Gen Z and Millennials, the real champions of survival?
Is COVID-19 the watershed moment in the lives of Gen Z? Despite the significant challenges and unfavorable conditions, we’re facing today, how are the millennials and Gen-Z – soon to become the first line of defense for most organizations – approaching the “new normal”? How have they emerged stronger and more resilient? Let’s find out through the GRC Lens.
While we can see that certain age groups are less vulnerable to the health effects of COVID-19, it appears that no one escapes from the financial and socio-economic challenges it brings. And if, perhaps, the resilience of each generation is tested and shaped by geopolitical events that occur during their formative years, for Gen Z and millennials, COVID-19 has been, undoubtedly, the toughest economic and health crisis they have faced up until now. This rapid change of events has thrown unparalleled challenges within their careers, financial stability, and mental health.
“Almost 30% of Gen Zers and nearly a quarter of younger millennials say they had either lost their jobs or have been placed on temporary unpaid leave in April and May. Only a third of millennials and 38% of Gen Zers taking the pulse survey say their employment and income status has been unaffected,” reveals the Deloitte Global Millennial Survey 2020.
The Gen Zers – the newest addition to the workforce who will shortly make up almost a quarter of the global working population – are facing emotional exhaustion today. The COVID-19 pandemic has affected not only their mental and physical health, but employment, education, and certainly their future.

**Data under study**
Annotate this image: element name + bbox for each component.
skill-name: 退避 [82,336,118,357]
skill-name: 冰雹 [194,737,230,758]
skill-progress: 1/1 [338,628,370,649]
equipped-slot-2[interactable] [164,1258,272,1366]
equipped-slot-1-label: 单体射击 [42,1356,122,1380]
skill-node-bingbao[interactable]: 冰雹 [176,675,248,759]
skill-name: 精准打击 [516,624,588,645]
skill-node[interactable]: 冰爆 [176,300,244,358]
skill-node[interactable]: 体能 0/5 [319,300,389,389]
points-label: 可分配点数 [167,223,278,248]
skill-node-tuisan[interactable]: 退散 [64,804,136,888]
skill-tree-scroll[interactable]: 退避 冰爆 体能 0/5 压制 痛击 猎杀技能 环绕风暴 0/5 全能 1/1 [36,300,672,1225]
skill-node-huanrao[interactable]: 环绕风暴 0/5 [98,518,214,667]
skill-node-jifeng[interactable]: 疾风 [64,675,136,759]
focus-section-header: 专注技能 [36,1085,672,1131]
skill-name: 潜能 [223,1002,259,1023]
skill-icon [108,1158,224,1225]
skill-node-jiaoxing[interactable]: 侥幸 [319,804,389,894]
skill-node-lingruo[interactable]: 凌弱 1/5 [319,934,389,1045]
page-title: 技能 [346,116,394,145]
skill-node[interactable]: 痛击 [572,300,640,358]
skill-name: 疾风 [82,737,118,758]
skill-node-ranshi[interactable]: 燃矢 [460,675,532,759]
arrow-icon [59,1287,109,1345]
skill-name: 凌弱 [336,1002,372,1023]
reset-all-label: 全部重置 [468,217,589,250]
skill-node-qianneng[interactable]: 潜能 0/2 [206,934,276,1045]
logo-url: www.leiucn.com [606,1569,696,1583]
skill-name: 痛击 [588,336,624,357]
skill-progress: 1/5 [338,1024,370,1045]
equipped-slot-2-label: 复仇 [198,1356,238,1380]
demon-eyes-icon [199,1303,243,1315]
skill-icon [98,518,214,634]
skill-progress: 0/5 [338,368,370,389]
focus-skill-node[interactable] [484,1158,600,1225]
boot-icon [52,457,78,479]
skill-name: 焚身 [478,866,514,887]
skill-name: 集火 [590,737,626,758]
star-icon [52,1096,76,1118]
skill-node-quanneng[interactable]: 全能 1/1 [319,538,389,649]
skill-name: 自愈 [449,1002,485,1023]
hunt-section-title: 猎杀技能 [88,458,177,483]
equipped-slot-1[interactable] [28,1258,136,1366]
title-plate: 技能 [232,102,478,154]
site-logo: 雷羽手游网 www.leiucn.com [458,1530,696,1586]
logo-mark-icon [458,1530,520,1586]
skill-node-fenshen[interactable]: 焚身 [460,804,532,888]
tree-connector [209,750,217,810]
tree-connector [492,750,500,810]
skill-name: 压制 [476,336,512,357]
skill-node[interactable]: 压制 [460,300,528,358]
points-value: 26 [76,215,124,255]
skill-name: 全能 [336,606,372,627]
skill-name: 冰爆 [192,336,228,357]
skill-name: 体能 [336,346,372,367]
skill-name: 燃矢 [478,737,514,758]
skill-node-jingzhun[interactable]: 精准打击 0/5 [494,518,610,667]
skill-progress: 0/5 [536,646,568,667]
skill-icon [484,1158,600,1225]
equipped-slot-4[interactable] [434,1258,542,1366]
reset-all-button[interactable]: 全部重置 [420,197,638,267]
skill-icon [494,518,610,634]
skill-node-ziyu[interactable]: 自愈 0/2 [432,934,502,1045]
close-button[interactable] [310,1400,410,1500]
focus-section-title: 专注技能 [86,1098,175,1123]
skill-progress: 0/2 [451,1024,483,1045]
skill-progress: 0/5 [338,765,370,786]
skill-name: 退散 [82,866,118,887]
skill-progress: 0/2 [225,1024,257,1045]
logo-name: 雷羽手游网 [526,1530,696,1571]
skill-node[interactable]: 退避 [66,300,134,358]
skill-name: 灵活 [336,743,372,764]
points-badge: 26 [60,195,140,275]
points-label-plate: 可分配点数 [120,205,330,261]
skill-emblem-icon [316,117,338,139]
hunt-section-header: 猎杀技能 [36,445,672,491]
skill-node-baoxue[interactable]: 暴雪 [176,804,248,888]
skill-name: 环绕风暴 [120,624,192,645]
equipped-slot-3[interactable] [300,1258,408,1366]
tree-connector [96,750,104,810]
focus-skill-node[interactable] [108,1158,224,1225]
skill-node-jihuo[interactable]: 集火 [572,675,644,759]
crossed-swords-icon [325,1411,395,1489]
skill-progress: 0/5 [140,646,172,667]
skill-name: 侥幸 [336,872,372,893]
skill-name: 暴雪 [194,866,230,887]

**Required action**
Write a continuation of the article on how Gen Z and millennials are coping with COVID-19, picking up after its last sentence. The listing has nothing to do with what comes next.

**Expected output**
For the millennials COVID-19 has left them treading water or even worse, trying to stay afloat. A recent podcast by Euromonitor International titled ‘Millennials and Generation Z in the Age of Coronavirus’, predicted that “the average global gross income of millennials will decline by a jaw-dropping 49% in 2020.”
Decreased stress during COVID-19
Gen Z, known for their realistic and pragmatic approach to the life, have shown a decrease in stress levels after the COVID-19 spread. In fact, Gen Zers and millennials believe that the pandemic has made them more empathetic to the needs of others. The pandemic has also motivated them to volunteer and support their communities. “Only 27% of respondents, of the Cassandra Survey, said it had caused them to lower their expectations of the success they would enjoy in life—leaving 73% who feel that the pandemic will not negatively affect their ultimate success and happiness.”
The declining stress level, however, does not mean that mental wellness is not a significant issue for the young generation. It just means that they are learning to be optimistic about the situation.
Increased motivation and purpose-driven mindset in Gen Z
Gaurav Kapoor, COO, MetricStream, highlighting the purpose-driven mindset of Gen Z wrote, “Generation Z is primarily concerned with working for organizations whose ideals resonate with their own; they want to work for organizations they can be proud of. Therefore, it’s important for the organization to prioritize fostering a corporate culture that resonates with their Generation Z employees – a culture based on integrity and trust,” in his article ‘Preparing for Generation Z – The Future of the Front Line in Risk Management’ on Corporate Compliance Insights.
From skill development programs that leverage generational diversity to building emotional intelligence, companies are now implementing new ways to help Gen Zers become the next great generation of leaders. Gen Zers are also now beginning to show greater loyalty to their employers.
Despite the economic challenges created by the pandemic, millennials and Gen Z are approaching their future with a half-glass-full attitude, to emerge stronger from the crisis. This kind of impressive resiliency exhibited by millennials and Gen Zers is critical to molding the “new normal”. This new generation is going to play a pivotal role in shaping the world that emerges with greater hope for a better future.